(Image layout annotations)
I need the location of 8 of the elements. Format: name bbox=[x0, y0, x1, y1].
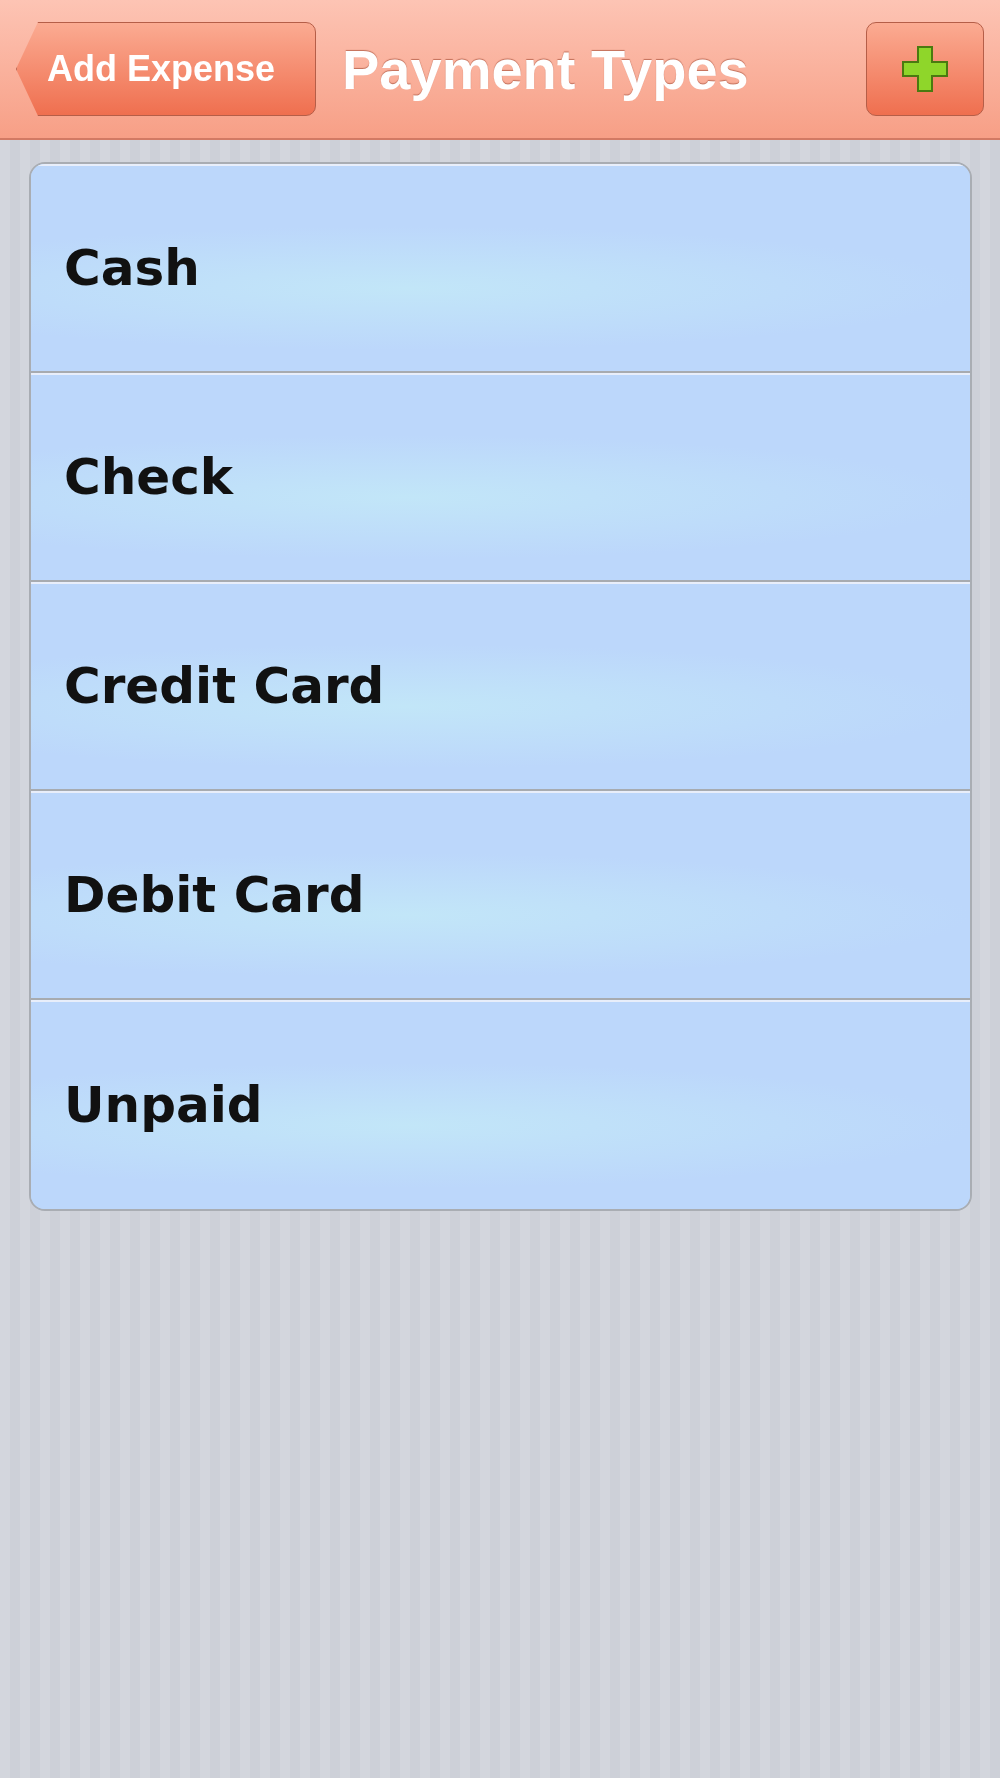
list-item[interactable]: Cash bbox=[31, 164, 970, 373]
list-item[interactable]: Check bbox=[31, 373, 970, 582]
list-item[interactable]: Debit Card bbox=[31, 791, 970, 1000]
add-button[interactable] bbox=[866, 22, 984, 116]
screen-title: Payment Types bbox=[342, 36, 750, 102]
list-item[interactable]: Credit Card bbox=[31, 582, 970, 791]
plus-icon bbox=[900, 44, 950, 94]
list-item[interactable]: Unpaid bbox=[31, 1000, 970, 1209]
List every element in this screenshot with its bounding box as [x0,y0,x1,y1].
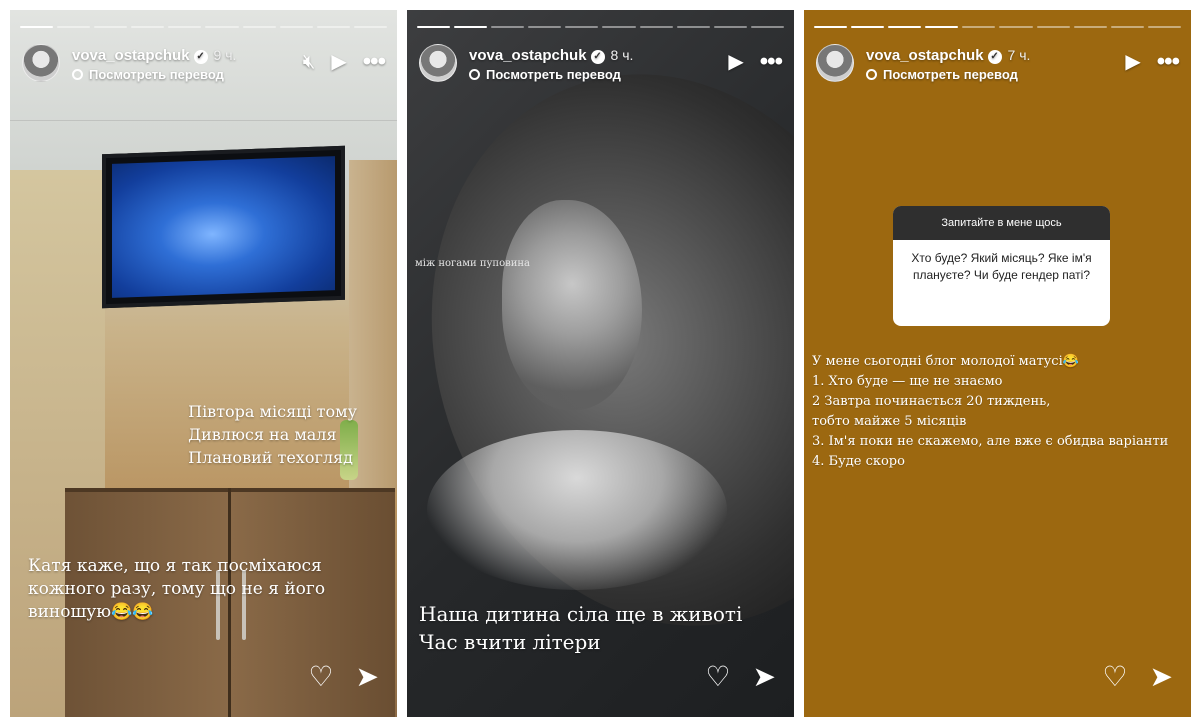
story-progress-bar [417,26,784,28]
globe-icon [866,69,877,80]
globe-icon [72,69,83,80]
ultrasound-monitor [102,145,345,309]
question-sticker: Запитайте в мене щось Хто буде? Який міс… [893,206,1110,326]
story-caption-top: Півтора місяці тому Дивлюся на маля План… [188,402,357,467]
question-sticker-header: Запитайте в мене щось [893,206,1110,240]
heart-icon[interactable]: ♡ [1102,663,1127,691]
play-icon[interactable]: ▶ [728,52,743,72]
see-translation-link[interactable]: Посмотреть перевод [469,67,621,82]
story-header: vova_ostapchuk ✓ 8 ч. Посмотреть перевод ▶… [419,44,783,86]
post-time: 7 ч. [1007,47,1031,63]
play-icon[interactable]: ▶ [331,52,346,72]
username[interactable]: vova_ostapchuk [469,47,587,64]
verified-badge-icon: ✓ [590,50,605,64]
story-progress-bar [20,26,387,28]
story-panel-2[interactable]: між ногами пуповина vova_ostapchuk ✓ 8 ч. … [407,10,794,717]
send-icon[interactable]: ➤ [1150,663,1173,691]
more-dots-icon[interactable]: ••• [363,50,386,74]
story-header: vova_ostapchuk ✓ 9 ч. Посмотреть перевод 🔇… [22,44,386,86]
heart-icon[interactable]: ♡ [308,663,333,691]
see-translation-link[interactable]: Посмотреть перевод [866,67,1018,82]
more-dots-icon[interactable]: ••• [1157,50,1180,74]
send-icon[interactable]: ➤ [753,663,776,691]
globe-icon [469,69,480,80]
verified-badge-icon: ✓ [987,50,1002,64]
story-caption: Наша дитина сіла ще в животі Час вчити л… [419,602,743,654]
avatar[interactable] [419,44,457,82]
play-icon[interactable]: ▶ [1125,52,1140,72]
story-header: vova_ostapchuk ✓ 7 ч. Посмотреть перевод ▶… [816,44,1180,86]
overlay-text: між ногами пуповина [415,258,531,269]
story-caption-bottom: Катя каже, що я так посміхаюся кожного р… [28,556,326,622]
username[interactable]: vova_ostapchuk [72,47,190,64]
answer-text: У мене сьогодні блог молодої матусі😂 1. … [812,354,1169,469]
avatar[interactable] [22,44,60,82]
story-panel-1[interactable]: vova_ostapchuk ✓ 9 ч. Посмотреть перевод 🔇… [10,10,397,717]
question-text: Хто буде? Який місяць? Яке ім'я плануєте… [911,251,1092,282]
heart-icon[interactable]: ♡ [705,663,730,691]
send-icon[interactable]: ➤ [356,663,379,691]
username[interactable]: vova_ostapchuk [866,47,984,64]
see-translation-link[interactable]: Посмотреть перевод [72,67,224,82]
more-dots-icon[interactable]: ••• [760,50,783,74]
story-progress-bar [814,26,1181,28]
avatar[interactable] [816,44,854,82]
speaker-off-icon[interactable]: 🔇︎ [303,52,316,72]
post-time: 8 ч. [610,47,634,63]
post-time: 9 ч. [213,47,237,63]
story-panel-3[interactable]: vova_ostapchuk ✓ 7 ч. Посмотреть перевод ▶… [804,10,1191,717]
verified-badge-icon: ✓ [193,50,208,64]
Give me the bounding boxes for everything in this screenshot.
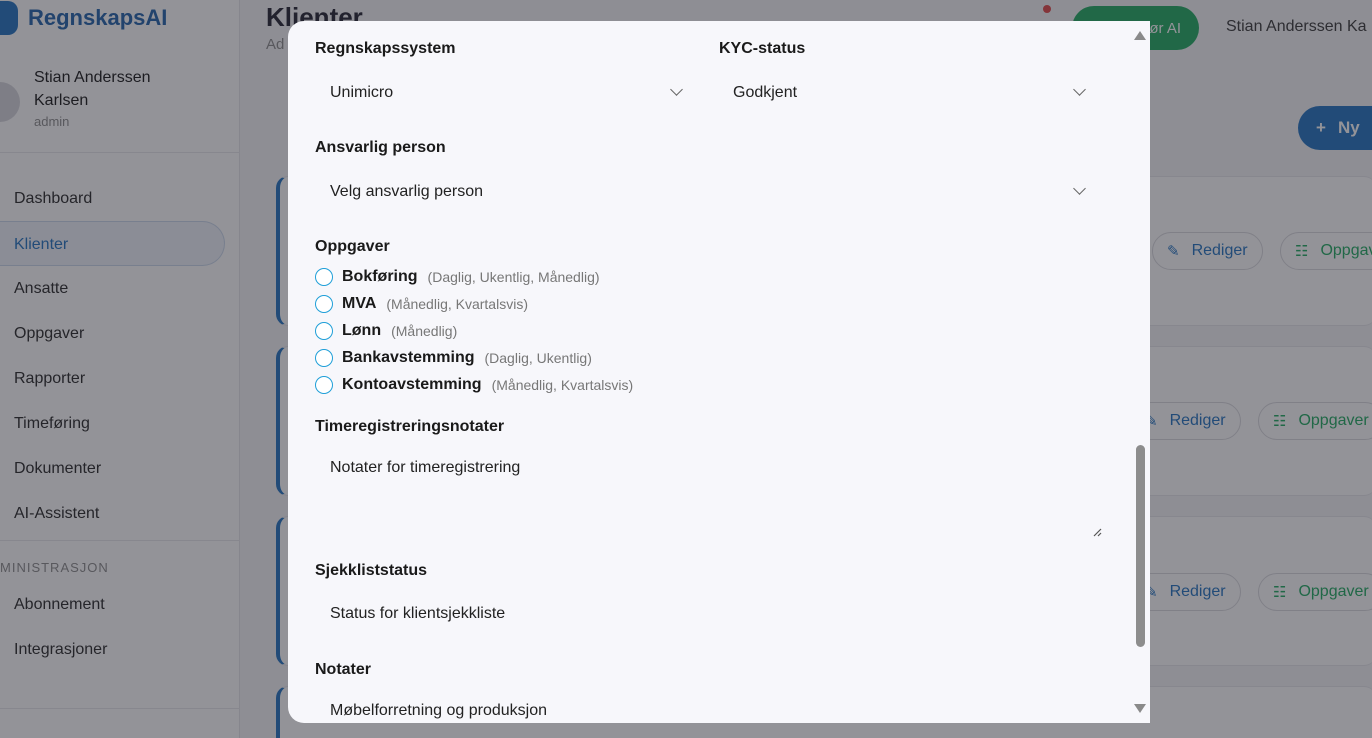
responsible-person-value: Velg ansvarlig person xyxy=(330,183,483,200)
accounting-system-select[interactable]: Unimicro xyxy=(316,73,692,113)
task-name: Bankavstemming xyxy=(342,349,475,366)
task-option[interactable]: Bokføring (Daglig, Ukentlig, Månedlig) xyxy=(315,266,600,288)
task-name: MVA xyxy=(342,295,377,312)
chevron-down-icon xyxy=(1073,182,1086,195)
kyc-status-label: KYC-status xyxy=(719,40,806,57)
task-frequency: (Månedlig, Kvartalsvis) xyxy=(386,296,528,312)
task-frequency: (Daglig, Ukentlig, Månedlig) xyxy=(427,269,600,285)
chevron-down-icon xyxy=(1073,83,1086,96)
scroll-down-arrow-icon[interactable] xyxy=(1134,704,1146,713)
tasks-section-label: Oppgaver xyxy=(315,238,390,255)
scroll-up-arrow-icon[interactable] xyxy=(1134,31,1146,40)
notes-input[interactable]: Møbelforretning og produksjon xyxy=(316,702,1094,720)
task-name: Bokføring xyxy=(342,268,418,285)
task-option[interactable]: MVA (Månedlig, Kvartalsvis) xyxy=(315,293,528,315)
task-frequency: (Månedlig) xyxy=(391,323,458,339)
accounting-system-label: Regnskapssystem xyxy=(315,40,456,57)
accounting-system-value: Unimicro xyxy=(330,84,394,101)
kyc-status-value: Godkjent xyxy=(733,84,798,101)
responsible-person-label: Ansvarlig person xyxy=(315,139,446,156)
checklist-status-input[interactable]: Status for klientsjekkliste xyxy=(316,605,1094,623)
modal-scrollbar[interactable] xyxy=(1131,21,1150,723)
chevron-down-icon xyxy=(670,83,683,96)
radio-button[interactable] xyxy=(315,349,333,367)
radio-button[interactable] xyxy=(315,295,333,313)
time-notes-textarea[interactable]: Notater for timeregistrering xyxy=(316,459,1102,539)
scrollbar-thumb[interactable] xyxy=(1136,445,1145,647)
client-edit-modal: Regnskapssystem Unimicro KYC-status Godk… xyxy=(288,21,1150,723)
task-option[interactable]: Kontoavstemming (Månedlig, Kvartalsvis) xyxy=(315,374,633,396)
radio-button[interactable] xyxy=(315,322,333,340)
radio-button[interactable] xyxy=(315,268,333,286)
resize-handle-icon[interactable] xyxy=(1092,527,1102,537)
responsible-person-select[interactable]: Velg ansvarlig person xyxy=(316,172,1094,212)
checklist-status-label: Sjekkliststatus xyxy=(315,562,428,579)
task-frequency: (Daglig, Ukentlig) xyxy=(484,350,592,366)
task-option[interactable]: Lønn (Månedlig) xyxy=(315,320,457,342)
task-name: Kontoavstemming xyxy=(342,376,482,393)
task-frequency: (Månedlig, Kvartalsvis) xyxy=(491,377,634,393)
task-option[interactable]: Bankavstemming (Daglig, Ukentlig) xyxy=(315,347,592,369)
task-name: Lønn xyxy=(342,322,382,339)
notes-label: Notater xyxy=(315,661,372,678)
radio-button[interactable] xyxy=(315,376,333,394)
time-notes-label: Timeregistreringsnotater xyxy=(315,418,505,435)
kyc-status-select[interactable]: Godkjent xyxy=(719,73,1094,113)
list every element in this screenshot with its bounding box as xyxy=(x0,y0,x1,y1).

> _TO BE DONE_:
Write out every entry above again with no changes, leaving out the pictures.

> _RESPONSE_:
I need the location of 8 of the elements. Format: name bbox=[x0, y0, x1, y1].
list-item[interactable]: Cash bbox=[31, 164, 970, 373]
list-item[interactable]: Check bbox=[31, 373, 970, 582]
list-item[interactable]: Debit Card bbox=[31, 791, 970, 1000]
add-button[interactable] bbox=[866, 22, 984, 116]
screen-title: Payment Types bbox=[342, 36, 750, 102]
list-item[interactable]: Credit Card bbox=[31, 582, 970, 791]
plus-icon bbox=[900, 44, 950, 94]
list-item[interactable]: Unpaid bbox=[31, 1000, 970, 1209]
List every element in this screenshot with its bounding box as [x0,y0,x1,y1].
story-progress-bar [417,26,784,28]
globe-icon [866,69,877,80]
globe-icon [72,69,83,80]
ultrasound-monitor [102,145,345,309]
question-sticker: Запитайте в мене щось Хто буде? Який міс… [893,206,1110,326]
story-caption-top: Півтора місяці тому Дивлюся на маля План… [188,402,357,467]
question-sticker-header: Запитайте в мене щось [893,206,1110,240]
heart-icon[interactable]: ♡ [1102,663,1127,691]
play-icon[interactable]: ▶ [728,52,743,72]
see-translation-link[interactable]: Посмотреть перевод [469,67,621,82]
story-header: vova_ostapchuk ✓ 8 ч. Посмотреть перевод ▶… [419,44,783,86]
post-time: 7 ч. [1007,47,1031,63]
play-icon[interactable]: ▶ [331,52,346,72]
username[interactable]: vova_ostapchuk [469,47,587,64]
verified-badge-icon: ✓ [590,50,605,64]
story-progress-bar [20,26,387,28]
story-panel-2[interactable]: між ногами пуповина vova_ostapchuk ✓ 8 ч. … [407,10,794,717]
send-icon[interactable]: ➤ [1150,663,1173,691]
more-dots-icon[interactable]: ••• [363,50,386,74]
story-header: vova_ostapchuk ✓ 9 ч. Посмотреть перевод 🔇… [22,44,386,86]
heart-icon[interactable]: ♡ [308,663,333,691]
see-translation-link[interactable]: Посмотреть перевод [866,67,1018,82]
more-dots-icon[interactable]: ••• [1157,50,1180,74]
send-icon[interactable]: ➤ [753,663,776,691]
globe-icon [469,69,480,80]
verified-badge-icon: ✓ [987,50,1002,64]
story-caption: Наша дитина сіла ще в животі Час вчити л… [419,602,743,654]
avatar[interactable] [419,44,457,82]
play-icon[interactable]: ▶ [1125,52,1140,72]
story-header: vova_ostapchuk ✓ 7 ч. Посмотреть перевод ▶… [816,44,1180,86]
overlay-text: між ногами пуповина [415,258,531,269]
story-caption-bottom: Катя каже, що я так посміхаюся кожного р… [28,556,326,622]
username[interactable]: vova_ostapchuk [72,47,190,64]
answer-text: У мене сьогодні блог молодої матусі😂 1. … [812,354,1169,469]
avatar[interactable] [22,44,60,82]
story-panel-1[interactable]: vova_ostapchuk ✓ 9 ч. Посмотреть перевод 🔇… [10,10,397,717]
question-text: Хто буде? Який місяць? Яке ім'я плануєте… [911,251,1092,282]
heart-icon[interactable]: ♡ [705,663,730,691]
send-icon[interactable]: ➤ [356,663,379,691]
username[interactable]: vova_ostapchuk [866,47,984,64]
see-translation-link[interactable]: Посмотреть перевод [72,67,224,82]
more-dots-icon[interactable]: ••• [760,50,783,74]
story-progress-bar [814,26,1181,28]
avatar[interactable] [816,44,854,82]
speaker-off-icon[interactable]: 🔇︎ [303,52,316,72]
post-time: 8 ч. [610,47,634,63]
post-time: 9 ч. [213,47,237,63]
story-panel-3[interactable]: vova_ostapchuk ✓ 7 ч. Посмотреть перевод ▶… [804,10,1191,717]
verified-badge-icon: ✓ [193,50,208,64]
Give me the bounding boxes for everything in this screenshot.
responsible-person-value: Velg ansvarlig person xyxy=(330,183,483,200)
accounting-system-select[interactable]: Unimicro xyxy=(316,73,692,113)
task-name: Bankavstemming xyxy=(342,349,475,366)
task-option[interactable]: Bokføring (Daglig, Ukentlig, Månedlig) xyxy=(315,266,600,288)
task-name: MVA xyxy=(342,295,377,312)
chevron-down-icon xyxy=(1073,182,1086,195)
kyc-status-label: KYC-status xyxy=(719,40,806,57)
task-frequency: (Månedlig, Kvartalsvis) xyxy=(386,296,528,312)
task-frequency: (Daglig, Ukentlig, Månedlig) xyxy=(427,269,600,285)
chevron-down-icon xyxy=(1073,83,1086,96)
scroll-down-arrow-icon[interactable] xyxy=(1134,704,1146,713)
tasks-section-label: Oppgaver xyxy=(315,238,390,255)
scroll-up-arrow-icon[interactable] xyxy=(1134,31,1146,40)
notes-input[interactable]: Møbelforretning og produksjon xyxy=(316,702,1094,720)
task-name: Bokføring xyxy=(342,268,418,285)
task-option[interactable]: MVA (Månedlig, Kvartalsvis) xyxy=(315,293,528,315)
task-frequency: (Månedlig) xyxy=(391,323,458,339)
accounting-system-label: Regnskapssystem xyxy=(315,40,456,57)
accounting-system-value: Unimicro xyxy=(330,84,394,101)
kyc-status-value: Godkjent xyxy=(733,84,798,101)
responsible-person-label: Ansvarlig person xyxy=(315,139,446,156)
checklist-status-input[interactable]: Status for klientsjekkliste xyxy=(316,605,1094,623)
modal-scrollbar[interactable] xyxy=(1131,21,1150,723)
chevron-down-icon xyxy=(670,83,683,96)
radio-button[interactable] xyxy=(315,349,333,367)
radio-button[interactable] xyxy=(315,295,333,313)
time-notes-textarea[interactable]: Notater for timeregistrering xyxy=(316,459,1102,539)
scrollbar-thumb[interactable] xyxy=(1136,445,1145,647)
client-edit-modal: Regnskapssystem Unimicro KYC-status Godk… xyxy=(288,21,1150,723)
task-option[interactable]: Kontoavstemming (Månedlig, Kvartalsvis) xyxy=(315,374,633,396)
radio-button[interactable] xyxy=(315,322,333,340)
radio-button[interactable] xyxy=(315,268,333,286)
resize-handle-icon[interactable] xyxy=(1092,527,1102,537)
responsible-person-select[interactable]: Velg ansvarlig person xyxy=(316,172,1094,212)
checklist-status-label: Sjekkliststatus xyxy=(315,562,428,579)
task-frequency: (Daglig, Ukentlig) xyxy=(484,350,592,366)
task-option[interactable]: Lønn (Månedlig) xyxy=(315,320,457,342)
task-name: Kontoavstemming xyxy=(342,376,482,393)
task-frequency: (Månedlig, Kvartalsvis) xyxy=(491,377,634,393)
task-option[interactable]: Bankavstemming (Daglig, Ukentlig) xyxy=(315,347,592,369)
task-name: Lønn xyxy=(342,322,382,339)
notes-label: Notater xyxy=(315,661,372,678)
radio-button[interactable] xyxy=(315,376,333,394)
time-notes-label: Timeregistreringsnotater xyxy=(315,418,505,435)
kyc-status-select[interactable]: Godkjent xyxy=(719,73,1094,113)
list every element in this screenshot with its bounding box as xyxy=(x0,y0,x1,y1).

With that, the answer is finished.